** Start of MATERIAL FOR THIS EXERCISE **
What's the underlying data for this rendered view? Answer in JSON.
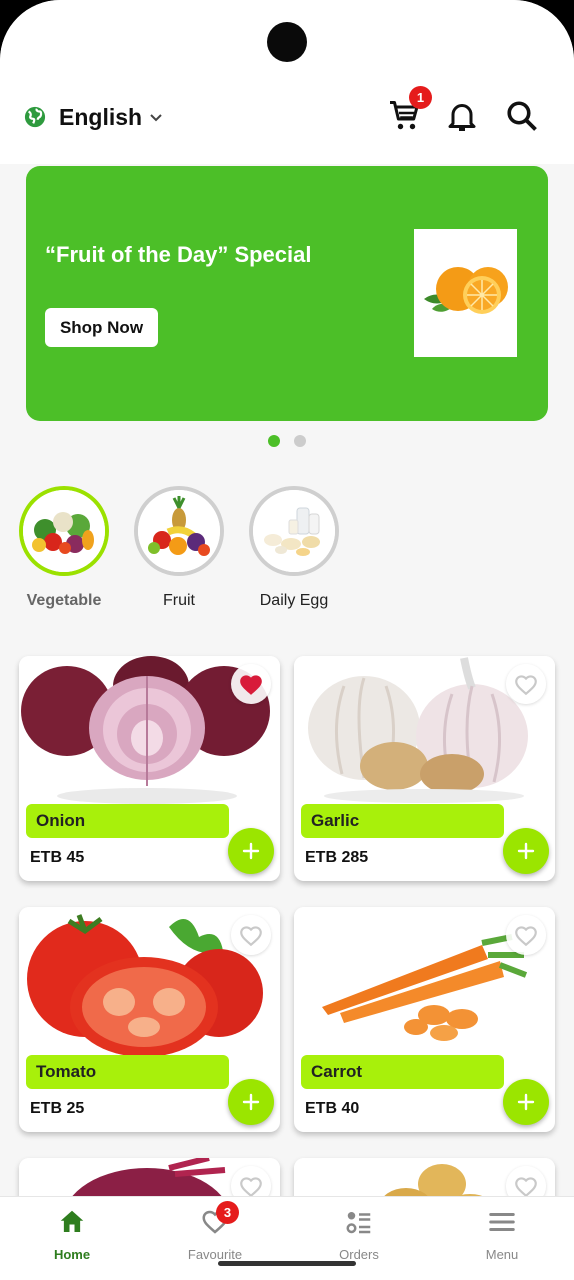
{
  "header": {
    "language": "English",
    "cart_count": "1"
  },
  "banner": {
    "title": "“Fruit of the Day” Special",
    "button": "Shop Now"
  },
  "categories": [
    {
      "name": "Vegetable"
    },
    {
      "name": "Fruit"
    },
    {
      "name": "Daily Egg"
    }
  ],
  "products": [
    {
      "name": "Onion",
      "price": "ETB 45"
    },
    {
      "name": "Garlic",
      "price": "ETB 285"
    },
    {
      "name": "Tomato",
      "price": "ETB 25"
    },
    {
      "name": "Carrot",
      "price": "ETB 40"
    }
  ],
  "nav": {
    "home": "Home",
    "favourite": "Favourite",
    "favourite_count": "3",
    "orders": "Orders",
    "menu": "Menu"
  },
  "colors": {
    "brand_green": "#4cbf28",
    "accent_lime": "#a8f00b",
    "badge_red": "#e51c1c"
  }
}
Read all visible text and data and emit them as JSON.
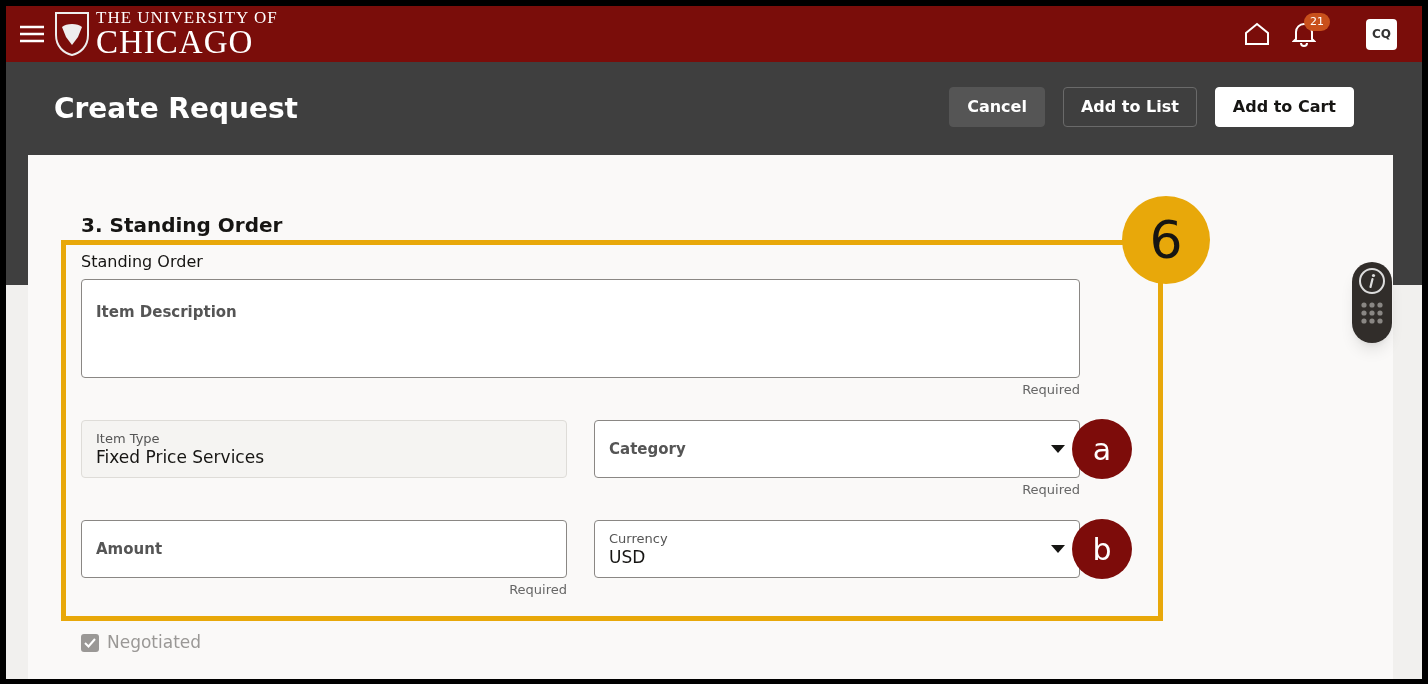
{
  "header": {
    "logo_line1": "THE UNIVERSITY OF",
    "logo_line2": "CHICAGO",
    "notifications_badge": "21",
    "avatar": "CQ"
  },
  "page_title": "Create Request",
  "buttons": [
    {
      "label": "Cancel",
      "kind": "subtle"
    },
    {
      "label": "Add to List",
      "kind": "outline"
    },
    {
      "label": "Add to Cart",
      "kind": "primary"
    }
  ],
  "section_title": "3. Standing Order",
  "group_label": "Standing Order",
  "description": {
    "label": "Item Description",
    "hint": "Required"
  },
  "rows": [
    [
      {
        "kind": "readonly",
        "label": "Item Type",
        "value": "Fixed Price Services"
      },
      {
        "kind": "select",
        "label": "Category",
        "hint": "Required",
        "callout": "a"
      }
    ],
    [
      {
        "kind": "input",
        "label": "Amount",
        "hint": "Required"
      },
      {
        "kind": "select",
        "label": "Currency",
        "value": "USD",
        "callout": "b"
      }
    ]
  ],
  "negotiated": {
    "label": "Negotiated",
    "checked": true,
    "disabled": true
  },
  "callout_number": "6"
}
** End of MATERIAL FOR THIS EXERCISE **
(REQUEST): Extract all lines of the records above that include "hint".

(SOLUTION FOR THIS EXERCISE):
    "hint": "Required"
        "hint": "Required",
        "hint": "Required"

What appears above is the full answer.